- **Document extract**:
»»

Take a look http://www.15seconds.com/Issue/050616.htm and look at the
XmlWriterSettings section. This is what you want.

-Scott


From: Keith G Hicks on
The first line of the file's I'm getting is fouled up and so I cannot
open/read it at all using any XML features in VB. The first line is not
recognizeable. It's coiming to me saying it's UTF-8 but it's not and the
double quotes in the header are not coming to me as double quotes.

When I use StreamReader, alter the fist line and then save it as a new
file, that almost works but the characters that need to have the correct
encoding actually get changed to something else in the save process. I'm
guessing the stream reader is interpreting them funny and so it doesn't
really matter what I change the header to, the characters themselves change
(I checked in a hex editor to be sure).

So since it works to manually open these files in notepad and simply change
the header to the correct encoding, the characters themselves MUST have the
correct binary values. All that needs to be done is to change that header to
the right encoding without fouling up the characters in the body.

So how can I open the file in the most raw form of text, replace that first
line and save it without changing the characters in question in the process?

I made some progress with this:

Dim sr As New StreamReader(xmlFilesLocation & "\" & sArticleToPost,
Encoding.UTF7)

Dim text As String = sr.ReadToEnd

Dim text2() As String

ReDim text2(1)

text2(0) = text.Replace("<?xml version=1.0 encoding=UTF-8?>", "<?xml
version=""1.0"" encoding=""ISO-8859-1""?>")

System.IO.File.WriteAllLines(xmlFilesLocation & "\x" & sArticleToPost,
text2)


The text2 variable shows the correct characters and when I copy its value
into notepad it's fine. But it doesn't save right. I still get weirder
characters than I want. It's supposed to have characters like N with a
tilde, O with a tilde, O with an accent mark, etc. There are about 6 or 7 I
expect to see in this file. But when I open the newly saved files, those
characters are converted into very strange characters that I'd have to show
you.

««

- **Problem a**: Revise the listing from its first line up to and including the line with "brand-text: WACHOWIAK &", replacing "camera-icon" with "video-icon" and leaving everything else unchanged.

- **Material provided**:
»»

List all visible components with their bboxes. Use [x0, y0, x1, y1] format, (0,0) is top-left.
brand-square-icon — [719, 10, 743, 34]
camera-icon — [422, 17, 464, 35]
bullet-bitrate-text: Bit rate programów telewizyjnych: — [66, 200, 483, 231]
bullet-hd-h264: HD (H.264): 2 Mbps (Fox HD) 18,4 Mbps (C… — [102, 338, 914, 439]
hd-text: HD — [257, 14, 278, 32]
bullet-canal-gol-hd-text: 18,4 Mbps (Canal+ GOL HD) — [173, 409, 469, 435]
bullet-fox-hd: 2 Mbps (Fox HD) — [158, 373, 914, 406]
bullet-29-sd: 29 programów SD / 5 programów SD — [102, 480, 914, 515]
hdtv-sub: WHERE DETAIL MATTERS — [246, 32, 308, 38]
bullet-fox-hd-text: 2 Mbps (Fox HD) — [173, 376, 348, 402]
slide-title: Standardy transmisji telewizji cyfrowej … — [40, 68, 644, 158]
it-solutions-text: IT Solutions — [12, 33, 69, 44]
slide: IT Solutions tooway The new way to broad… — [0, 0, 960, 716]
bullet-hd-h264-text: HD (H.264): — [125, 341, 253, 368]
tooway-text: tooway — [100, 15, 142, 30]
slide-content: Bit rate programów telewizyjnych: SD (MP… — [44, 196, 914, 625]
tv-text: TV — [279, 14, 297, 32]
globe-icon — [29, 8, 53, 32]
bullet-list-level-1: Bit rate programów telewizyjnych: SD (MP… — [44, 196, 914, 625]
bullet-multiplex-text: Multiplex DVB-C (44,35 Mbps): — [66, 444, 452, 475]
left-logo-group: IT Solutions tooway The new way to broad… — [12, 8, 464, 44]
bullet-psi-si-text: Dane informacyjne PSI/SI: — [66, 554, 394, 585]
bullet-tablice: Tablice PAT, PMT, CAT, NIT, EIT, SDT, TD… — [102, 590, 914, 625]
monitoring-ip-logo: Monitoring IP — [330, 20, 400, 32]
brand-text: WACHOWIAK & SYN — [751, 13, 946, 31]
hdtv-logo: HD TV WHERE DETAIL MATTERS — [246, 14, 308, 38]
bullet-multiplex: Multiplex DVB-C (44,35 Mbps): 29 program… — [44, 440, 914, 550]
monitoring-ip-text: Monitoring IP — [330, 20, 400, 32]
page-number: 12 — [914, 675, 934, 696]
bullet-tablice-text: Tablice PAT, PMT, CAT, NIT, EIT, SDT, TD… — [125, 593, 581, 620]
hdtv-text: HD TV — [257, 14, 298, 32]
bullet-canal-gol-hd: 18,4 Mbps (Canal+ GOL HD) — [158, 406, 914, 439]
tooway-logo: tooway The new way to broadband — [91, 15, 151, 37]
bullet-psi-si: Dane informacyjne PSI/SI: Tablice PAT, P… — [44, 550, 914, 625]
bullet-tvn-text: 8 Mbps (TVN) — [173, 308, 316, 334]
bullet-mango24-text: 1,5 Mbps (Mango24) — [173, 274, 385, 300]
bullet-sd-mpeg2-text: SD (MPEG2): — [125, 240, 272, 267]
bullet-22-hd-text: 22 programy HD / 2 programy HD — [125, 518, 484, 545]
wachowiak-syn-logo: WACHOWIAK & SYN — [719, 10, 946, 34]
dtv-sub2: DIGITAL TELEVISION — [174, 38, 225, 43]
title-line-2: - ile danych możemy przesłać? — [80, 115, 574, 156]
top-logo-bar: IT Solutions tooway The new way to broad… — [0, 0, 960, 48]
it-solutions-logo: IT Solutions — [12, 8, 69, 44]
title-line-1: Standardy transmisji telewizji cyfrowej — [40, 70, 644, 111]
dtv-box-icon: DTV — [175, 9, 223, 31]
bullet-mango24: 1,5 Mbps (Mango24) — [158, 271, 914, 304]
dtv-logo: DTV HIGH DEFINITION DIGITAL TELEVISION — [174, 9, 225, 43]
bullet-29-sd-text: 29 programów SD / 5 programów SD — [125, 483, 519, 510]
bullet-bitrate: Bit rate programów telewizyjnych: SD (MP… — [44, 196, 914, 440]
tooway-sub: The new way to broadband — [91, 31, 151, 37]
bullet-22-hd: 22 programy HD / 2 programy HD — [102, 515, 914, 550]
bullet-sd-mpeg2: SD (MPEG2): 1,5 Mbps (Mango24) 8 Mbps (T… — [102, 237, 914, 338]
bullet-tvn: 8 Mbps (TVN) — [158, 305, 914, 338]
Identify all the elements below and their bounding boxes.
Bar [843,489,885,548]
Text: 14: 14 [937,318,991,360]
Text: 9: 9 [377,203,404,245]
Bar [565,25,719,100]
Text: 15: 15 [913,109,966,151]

««

- **Problem b**: Continue the forum thread about correcting the XML file's encoding header from the point where it stops.

- **Task output a**:
List all visible components with their bboxes. Use [x0, y0, x1, y1] format, (0,0) is top-left.
brand-square-icon — [719, 10, 743, 34]
video-icon — [422, 17, 464, 35]
bullet-bitrate-text: Bit rate programów telewizyjnych: — [66, 200, 483, 231]
bullet-hd-h264: HD (H.264): 2 Mbps (Fox HD) 18,4 Mbps (C… — [102, 338, 914, 439]
hd-text: HD — [257, 14, 278, 32]
bullet-canal-gol-hd-text: 18,4 Mbps (Canal+ GOL HD) — [173, 409, 469, 435]
bullet-fox-hd: 2 Mbps (Fox HD) — [158, 373, 914, 406]
bullet-29-sd: 29 programów SD / 5 programów SD — [102, 480, 914, 515]
hdtv-sub: WHERE DETAIL MATTERS — [246, 32, 308, 38]
bullet-fox-hd-text: 2 Mbps (Fox HD) — [173, 376, 348, 402]
slide-title: Standardy transmisji telewizji cyfrowej … — [40, 68, 644, 158]
it-solutions-text: IT Solutions — [12, 33, 69, 44]
slide: IT Solutions tooway The new way to broad… — [0, 0, 960, 716]
bullet-hd-h264-text: HD (H.264): — [125, 341, 253, 368]
tooway-text: tooway — [100, 15, 142, 30]
slide-content: Bit rate programów telewizyjnych: SD (MP… — [44, 196, 914, 625]
tv-text: TV — [279, 14, 297, 32]
globe-icon — [29, 8, 53, 32]
bullet-list-level-1: Bit rate programów telewizyjnych: SD (MP… — [44, 196, 914, 625]
bullet-multiplex-text: Multiplex DVB-C (44,35 Mbps): — [66, 444, 452, 475]
left-logo-group: IT Solutions tooway The new way to broad… — [12, 8, 464, 44]
bullet-psi-si-text: Dane informacyjne PSI/SI: — [66, 554, 394, 585]
bullet-tablice: Tablice PAT, PMT, CAT, NIT, EIT, SDT, TD… — [102, 590, 914, 625]
monitoring-ip-logo: Monitoring IP — [330, 20, 400, 32]
brand-text: WACHOWIAK & SYN — [751, 13, 946, 31]

- **Task output b**:
I have a question regarding all of this. The encoding header merely tells
the program that's opening the file how to read the characters that are in
it. The characters are of course ultimately stored in binary so the encoding
knows how to interpret the binary into readable characters. If I open a file
using one encoding and the characters look a certain way and then save it
using another, the characters change binary. Is this all true? Am I
understandign this or not? I mean the 0's and 1's that are stored on disk
don't change just cuz of the way you open it. If you open it using one
interpreter (encoding) adn they look this way then open using another
encoding you'll see different characters. that makes sense to me. So the
only way I could see the binary changing is if the encoding used when saving
reinterprets the charcters to different string of 1's and 0's. Yes?

Okay, so when I choose the "encoding" parameter of StreamReader, there are
only about 5 options (UTF-7, UTF-8, UTF-32, ASCII, Default, ...) How do I
tell it I want it to read AND SAVE as ISO-8859-1????

Opening UTF-7 seems to help but OMG when I save using UTF-7 things are a big
mess.


Thanks,

Keith




From: Martin Honnen on
Keith G Hicks wrote:

> Okay, so when I choose the "encoding" parameter of StreamReader, there are
> only about 5 options (UTF-7, UTF-8, UTF-32, ASCII, Default, ...) How do I
> tell it I want it to read AND SAVE as ISO-8859-1????

Encoding.GetEncoding("ISO-8859-1") should give an Encoding instance
allowing you to decode and encode with IS0-8859-1.
And both StreamReader and StreamWriter allow you to specify an encoding,
for instance StreamWriter has
http://msdn.microsoft.com/en-us/library/f5f5x7kt.aspx


--

Martin Honnen --- MVP XML
http://msmvps.com/blogs/martin_honnen/
From: Keith G Hicks on
Yep. I found that out late last night. Thanks. It took quite a bit of
hunting around to figure this out. It's not intuitive. "GetEncoding" sounds
like a read only property. The word "get" is misleading. I finally landed
upon something that I read that explained that it was more like "Set" than
"Get". Now I'm sure they meant that GetEncoding("ISO-8859-1") means to "get"
the encoding of "ISO-8859-1" but that's a bit ambiguous. With
Encoding.GetEncoding as the 3rd param of StreamReader, it also could be
interrpeted as "get the current encoding of the stream".

Thanks for the info.

"Martin Honnen" <mahotrash(a)yahoo.de> wrote in message
news:Ok74qntXKHA.3600(a)TK2MSFTNGP04.phx.gbl...
> Keith G Hicks wrote:
>
>> Okay, so when I choose the "encoding" parameter of StreamReader, there
>> are only about 5 options (UTF-7, UTF-8, UTF-32, ASCII, Default, ...) How
>> do I tell it I want it to read AND SAVE as ISO-8859-1????
>
> Encoding.GetEncoding("ISO-8859-1") should give an Encoding instance
> allowing you to decode and encode with IS0-8859-1.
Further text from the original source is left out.